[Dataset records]
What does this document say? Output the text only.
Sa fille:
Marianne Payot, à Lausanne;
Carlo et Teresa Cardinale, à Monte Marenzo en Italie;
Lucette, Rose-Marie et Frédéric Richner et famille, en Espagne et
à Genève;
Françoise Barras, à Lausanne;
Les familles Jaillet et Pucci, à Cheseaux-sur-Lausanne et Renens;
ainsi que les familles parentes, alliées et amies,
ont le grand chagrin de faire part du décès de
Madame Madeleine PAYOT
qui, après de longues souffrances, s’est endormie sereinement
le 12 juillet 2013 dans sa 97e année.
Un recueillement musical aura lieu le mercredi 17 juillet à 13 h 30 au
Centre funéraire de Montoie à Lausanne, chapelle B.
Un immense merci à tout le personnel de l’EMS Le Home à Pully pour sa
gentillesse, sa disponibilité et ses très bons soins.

Work instructions: Restate the data above word for word, please.

Output of the task:
What does this document say? Output the text only.
Sa fille:
Marianne Payot, à Lausanne;
Carlo et Teresa Cardinale, à Monte Marenzo en Italie;
Lucette, Rose-Marie et Frédéric Richner et famille, en Espagne et
à Genève;
Françoise Barras, à Lausanne;
Les familles Jaillet et Pucci, à Cheseaux-sur-Lausanne et Renens;
ainsi que les familles parentes, alliées et amies,
ont le grand chagrin de faire part du décès de
Madame Madeleine PAYOT
qui, après de longues souffrances, s’est endormie sereinement
le 12 juillet 2013 dans sa 97e année.
Un recueillement musical aura lieu le mercredi 17 juillet à 13 h 30 au
Centre funéraire de Montoie à Lausanne, chapelle B.
Un immense merci à tout le personnel de l’EMS Le Home à Pully pour sa
gentillesse, sa disponibilité et ses très bons soins.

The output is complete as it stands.